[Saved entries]
## Begin

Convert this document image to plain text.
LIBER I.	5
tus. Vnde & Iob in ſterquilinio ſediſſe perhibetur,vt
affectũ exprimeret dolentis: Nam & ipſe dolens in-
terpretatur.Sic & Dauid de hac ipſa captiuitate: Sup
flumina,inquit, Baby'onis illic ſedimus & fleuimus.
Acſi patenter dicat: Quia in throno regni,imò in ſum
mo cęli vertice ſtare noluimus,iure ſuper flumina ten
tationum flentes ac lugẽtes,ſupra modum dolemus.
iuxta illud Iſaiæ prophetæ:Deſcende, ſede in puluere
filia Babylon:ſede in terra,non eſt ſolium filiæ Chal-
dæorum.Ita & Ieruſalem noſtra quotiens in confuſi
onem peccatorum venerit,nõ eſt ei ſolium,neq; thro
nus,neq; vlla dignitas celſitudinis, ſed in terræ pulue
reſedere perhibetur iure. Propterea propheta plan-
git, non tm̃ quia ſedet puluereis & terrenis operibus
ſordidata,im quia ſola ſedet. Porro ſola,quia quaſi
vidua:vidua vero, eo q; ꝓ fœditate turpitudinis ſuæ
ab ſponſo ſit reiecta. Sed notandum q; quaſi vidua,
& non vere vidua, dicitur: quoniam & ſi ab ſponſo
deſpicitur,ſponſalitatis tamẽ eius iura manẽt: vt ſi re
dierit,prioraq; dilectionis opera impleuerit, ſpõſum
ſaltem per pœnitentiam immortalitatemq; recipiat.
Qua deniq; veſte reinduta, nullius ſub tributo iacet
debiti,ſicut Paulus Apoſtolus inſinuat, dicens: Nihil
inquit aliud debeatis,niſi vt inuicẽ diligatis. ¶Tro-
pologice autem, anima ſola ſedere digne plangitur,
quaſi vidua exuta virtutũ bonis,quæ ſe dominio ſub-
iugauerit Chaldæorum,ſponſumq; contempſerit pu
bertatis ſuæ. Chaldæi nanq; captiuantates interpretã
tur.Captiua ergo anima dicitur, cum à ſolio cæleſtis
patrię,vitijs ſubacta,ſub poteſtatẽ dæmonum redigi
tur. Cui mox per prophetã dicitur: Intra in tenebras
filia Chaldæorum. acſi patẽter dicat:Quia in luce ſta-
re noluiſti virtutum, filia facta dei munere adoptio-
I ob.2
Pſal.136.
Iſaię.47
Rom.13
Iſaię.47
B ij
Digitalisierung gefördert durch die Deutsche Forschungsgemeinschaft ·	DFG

## End

### [STATED PROBLEM]
All of the material above needs to be retyped word for word.

### [PROBLEM SOLUTION]
Convert this document image to plain text.
LIBER I.	5
tus. Vnde & Iob in ſterquilinio ſediſſe perhibetur,vt
affectũ exprimeret dolentis: Nam & ipſe dolens in-
terpretatur.Sic & Dauid de hac ipſa captiuitate: Sup
flumina,inquit, Baby'onis illic ſedimus & fleuimus.
Acſi patenter dicat: Quia in throno regni,imò in ſum
mo cęli vertice ſtare noluimus,iure ſuper flumina ten
tationum flentes ac lugẽtes,ſupra modum dolemus.
iuxta illud Iſaiæ prophetæ:Deſcende, ſede in puluere
filia Babylon:ſede in terra,non eſt ſolium filiæ Chal-
dæorum.Ita & Ieruſalem noſtra quotiens in confuſi
onem peccatorum venerit,nõ eſt ei ſolium,neq; thro
nus,neq; vlla dignitas celſitudinis, ſed in terræ pulue
reſedere perhibetur iure. Propterea propheta plan-
git, non tm̃ quia ſedet puluereis & terrenis operibus
ſordidata,im quia ſola ſedet. Porro ſola,quia quaſi
vidua:vidua vero, eo q; ꝓ fœditate turpitudinis ſuæ
ab ſponſo ſit reiecta. Sed notandum q; quaſi vidua,
& non vere vidua, dicitur: quoniam & ſi ab ſponſo
deſpicitur,ſponſalitatis tamẽ eius iura manẽt: vt ſi re
dierit,prioraq; dilectionis opera impleuerit, ſpõſum
ſaltem per pœnitentiam immortalitatemq; recipiat.
Qua deniq; veſte reinduta, nullius ſub tributo iacet
debiti,ſicut Paulus Apoſtolus inſinuat, dicens: Nihil
inquit aliud debeatis,niſi vt inuicẽ diligatis. ¶Tro-
pologice autem, anima ſola ſedere digne plangitur,
quaſi vidua exuta virtutũ bonis,quæ ſe dominio ſub-
iugauerit Chaldæorum,ſponſumq; contempſerit pu
bertatis ſuæ. Chaldæi nanq; captiuantates interpretã
tur.Captiua ergo anima dicitur, cum à ſolio cæleſtis
patrię,vitijs ſubacta,ſub poteſtatẽ dæmonum redigi
tur. Cui mox per prophetã dicitur: Intra in tenebras
filia Chaldæorum. acſi patẽter dicat:Quia in luce ſta-
re noluiſti virtutum, filia facta dei munere adoptio-
I ob.2
Pſal.136.
Iſaię.47
Rom.13
Iſaię.47
B ij
Digitalisierung gefördert durch die Deutsche Forschungsgemeinschaft ·	DFG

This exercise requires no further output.